### AIM
Reproduce the records below verbatim, everything from the first line down to and including the line that contains "- search-box: [386, 181, 765, 221]".

-- start of RECORDS FOR PROCESSING --

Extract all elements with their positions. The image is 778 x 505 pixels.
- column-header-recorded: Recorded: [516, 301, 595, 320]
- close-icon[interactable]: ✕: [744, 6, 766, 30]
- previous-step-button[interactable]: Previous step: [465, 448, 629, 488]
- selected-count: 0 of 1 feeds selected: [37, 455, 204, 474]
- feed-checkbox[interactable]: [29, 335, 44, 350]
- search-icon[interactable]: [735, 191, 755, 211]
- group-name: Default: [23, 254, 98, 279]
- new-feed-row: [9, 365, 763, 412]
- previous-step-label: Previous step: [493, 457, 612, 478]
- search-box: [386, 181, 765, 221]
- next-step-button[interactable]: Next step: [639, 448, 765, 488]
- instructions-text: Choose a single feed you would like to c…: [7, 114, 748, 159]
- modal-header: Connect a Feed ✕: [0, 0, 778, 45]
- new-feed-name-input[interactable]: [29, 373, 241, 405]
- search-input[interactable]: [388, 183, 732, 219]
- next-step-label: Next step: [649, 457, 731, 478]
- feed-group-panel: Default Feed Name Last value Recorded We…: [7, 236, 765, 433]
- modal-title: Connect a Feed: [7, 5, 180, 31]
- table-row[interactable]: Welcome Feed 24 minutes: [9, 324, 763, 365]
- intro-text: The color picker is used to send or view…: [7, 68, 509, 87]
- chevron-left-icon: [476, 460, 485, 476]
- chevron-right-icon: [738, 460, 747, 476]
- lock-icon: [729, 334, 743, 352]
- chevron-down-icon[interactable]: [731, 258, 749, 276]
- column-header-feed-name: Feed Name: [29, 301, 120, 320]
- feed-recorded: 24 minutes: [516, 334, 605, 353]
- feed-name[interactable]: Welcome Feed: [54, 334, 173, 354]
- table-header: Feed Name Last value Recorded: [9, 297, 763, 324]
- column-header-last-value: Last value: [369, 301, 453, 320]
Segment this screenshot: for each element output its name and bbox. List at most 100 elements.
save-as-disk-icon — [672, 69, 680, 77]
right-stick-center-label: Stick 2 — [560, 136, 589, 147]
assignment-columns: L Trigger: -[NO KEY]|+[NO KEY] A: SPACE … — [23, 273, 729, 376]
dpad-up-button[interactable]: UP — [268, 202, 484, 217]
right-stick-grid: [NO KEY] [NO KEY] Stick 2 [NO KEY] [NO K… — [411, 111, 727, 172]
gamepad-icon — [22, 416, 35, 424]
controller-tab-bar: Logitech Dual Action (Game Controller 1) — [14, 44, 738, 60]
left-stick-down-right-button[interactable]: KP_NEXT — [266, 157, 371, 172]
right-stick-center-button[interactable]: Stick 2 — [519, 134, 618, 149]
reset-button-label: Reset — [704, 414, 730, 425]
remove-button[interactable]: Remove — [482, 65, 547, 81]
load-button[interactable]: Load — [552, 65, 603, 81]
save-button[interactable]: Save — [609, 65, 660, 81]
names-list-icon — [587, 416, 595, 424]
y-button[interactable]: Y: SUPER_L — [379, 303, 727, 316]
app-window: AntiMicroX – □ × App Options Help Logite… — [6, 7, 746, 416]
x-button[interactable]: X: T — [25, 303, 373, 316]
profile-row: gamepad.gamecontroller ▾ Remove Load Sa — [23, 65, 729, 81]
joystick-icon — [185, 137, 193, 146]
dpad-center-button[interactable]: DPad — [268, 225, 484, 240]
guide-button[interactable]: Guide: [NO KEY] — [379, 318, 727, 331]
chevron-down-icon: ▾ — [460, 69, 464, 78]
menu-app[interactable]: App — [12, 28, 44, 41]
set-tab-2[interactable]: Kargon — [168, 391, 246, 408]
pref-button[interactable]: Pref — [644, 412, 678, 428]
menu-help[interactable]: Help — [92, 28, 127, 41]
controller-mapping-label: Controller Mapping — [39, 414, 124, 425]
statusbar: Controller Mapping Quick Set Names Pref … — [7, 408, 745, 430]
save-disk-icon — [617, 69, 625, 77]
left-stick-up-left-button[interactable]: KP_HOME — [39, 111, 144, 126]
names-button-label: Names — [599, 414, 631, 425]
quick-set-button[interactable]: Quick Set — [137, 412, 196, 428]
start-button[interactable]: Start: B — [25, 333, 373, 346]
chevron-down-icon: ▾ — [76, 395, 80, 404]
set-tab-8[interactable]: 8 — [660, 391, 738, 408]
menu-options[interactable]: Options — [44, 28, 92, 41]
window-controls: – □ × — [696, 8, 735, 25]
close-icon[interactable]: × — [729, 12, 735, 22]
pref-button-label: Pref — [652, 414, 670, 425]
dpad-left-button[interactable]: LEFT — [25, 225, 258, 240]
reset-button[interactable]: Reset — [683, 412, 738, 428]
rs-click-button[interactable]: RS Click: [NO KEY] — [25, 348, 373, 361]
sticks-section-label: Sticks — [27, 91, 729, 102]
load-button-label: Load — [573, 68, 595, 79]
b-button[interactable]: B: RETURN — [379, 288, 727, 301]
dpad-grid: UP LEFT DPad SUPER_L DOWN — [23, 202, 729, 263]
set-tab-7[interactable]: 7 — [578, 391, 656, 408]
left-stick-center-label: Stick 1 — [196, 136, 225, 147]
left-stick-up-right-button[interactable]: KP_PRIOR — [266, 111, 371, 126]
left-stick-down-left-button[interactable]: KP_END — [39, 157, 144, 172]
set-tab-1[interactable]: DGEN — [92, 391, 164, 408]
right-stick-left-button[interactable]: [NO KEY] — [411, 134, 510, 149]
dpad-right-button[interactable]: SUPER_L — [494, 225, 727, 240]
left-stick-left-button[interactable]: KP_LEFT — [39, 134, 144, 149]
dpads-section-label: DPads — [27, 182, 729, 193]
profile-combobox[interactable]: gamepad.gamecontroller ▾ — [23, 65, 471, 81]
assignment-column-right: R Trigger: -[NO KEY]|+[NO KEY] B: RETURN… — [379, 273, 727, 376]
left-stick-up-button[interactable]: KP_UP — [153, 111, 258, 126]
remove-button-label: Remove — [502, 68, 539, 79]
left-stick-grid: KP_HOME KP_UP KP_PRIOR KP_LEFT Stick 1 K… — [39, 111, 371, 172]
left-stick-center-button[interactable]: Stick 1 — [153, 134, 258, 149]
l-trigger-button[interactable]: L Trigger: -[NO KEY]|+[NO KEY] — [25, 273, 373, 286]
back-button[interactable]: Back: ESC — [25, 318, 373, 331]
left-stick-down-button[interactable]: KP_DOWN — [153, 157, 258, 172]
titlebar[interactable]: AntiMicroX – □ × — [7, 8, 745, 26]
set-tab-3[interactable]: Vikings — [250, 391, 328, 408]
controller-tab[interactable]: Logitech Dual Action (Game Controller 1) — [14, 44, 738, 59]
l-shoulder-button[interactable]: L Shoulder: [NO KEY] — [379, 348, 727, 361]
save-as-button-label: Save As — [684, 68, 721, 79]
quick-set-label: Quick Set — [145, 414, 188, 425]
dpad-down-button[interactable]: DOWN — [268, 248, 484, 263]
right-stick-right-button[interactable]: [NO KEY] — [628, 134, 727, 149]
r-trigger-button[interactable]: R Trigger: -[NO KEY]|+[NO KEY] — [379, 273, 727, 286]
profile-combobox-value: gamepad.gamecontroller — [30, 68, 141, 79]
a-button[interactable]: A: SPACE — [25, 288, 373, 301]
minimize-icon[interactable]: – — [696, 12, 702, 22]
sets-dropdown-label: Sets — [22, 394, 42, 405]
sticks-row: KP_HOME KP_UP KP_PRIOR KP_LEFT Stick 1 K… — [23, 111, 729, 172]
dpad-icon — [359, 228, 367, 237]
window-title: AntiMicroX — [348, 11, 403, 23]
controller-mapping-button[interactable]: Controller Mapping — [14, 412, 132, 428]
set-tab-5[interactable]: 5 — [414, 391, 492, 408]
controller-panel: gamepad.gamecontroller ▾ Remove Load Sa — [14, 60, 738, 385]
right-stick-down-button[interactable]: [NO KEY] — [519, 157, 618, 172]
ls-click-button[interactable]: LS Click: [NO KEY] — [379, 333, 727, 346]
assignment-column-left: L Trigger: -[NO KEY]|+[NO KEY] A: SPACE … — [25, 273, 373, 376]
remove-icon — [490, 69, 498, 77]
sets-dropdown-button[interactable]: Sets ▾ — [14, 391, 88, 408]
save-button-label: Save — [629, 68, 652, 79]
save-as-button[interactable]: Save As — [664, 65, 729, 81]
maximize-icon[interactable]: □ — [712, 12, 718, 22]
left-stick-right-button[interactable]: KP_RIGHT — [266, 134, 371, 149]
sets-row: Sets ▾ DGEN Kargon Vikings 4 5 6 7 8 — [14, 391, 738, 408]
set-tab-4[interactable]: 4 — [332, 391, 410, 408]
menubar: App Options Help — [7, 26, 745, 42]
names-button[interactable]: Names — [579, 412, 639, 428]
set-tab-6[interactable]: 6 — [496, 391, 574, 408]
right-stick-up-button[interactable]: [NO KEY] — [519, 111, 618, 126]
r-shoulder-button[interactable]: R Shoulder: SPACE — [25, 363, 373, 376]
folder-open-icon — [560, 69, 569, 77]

-- end of RECORDS FOR PROCESSING --

### THE REPLY
Extract all elements with their positions. The image is 778 x 505 pixels.
- column-header-recorded: Recorded: [516, 301, 595, 320]
- close-icon[interactable]: ✕: [744, 6, 766, 30]
- previous-step-button[interactable]: Previous step: [465, 448, 629, 488]
- selected-count: 0 of 1 feeds selected: [37, 455, 204, 474]
- feed-checkbox[interactable]: [29, 335, 44, 350]
- search-icon[interactable]: [735, 191, 755, 211]
- group-name: Default: [23, 254, 98, 279]
- new-feed-row: [9, 365, 763, 412]
- previous-step-label: Previous step: [493, 457, 612, 478]
- search-box: [386, 181, 765, 221]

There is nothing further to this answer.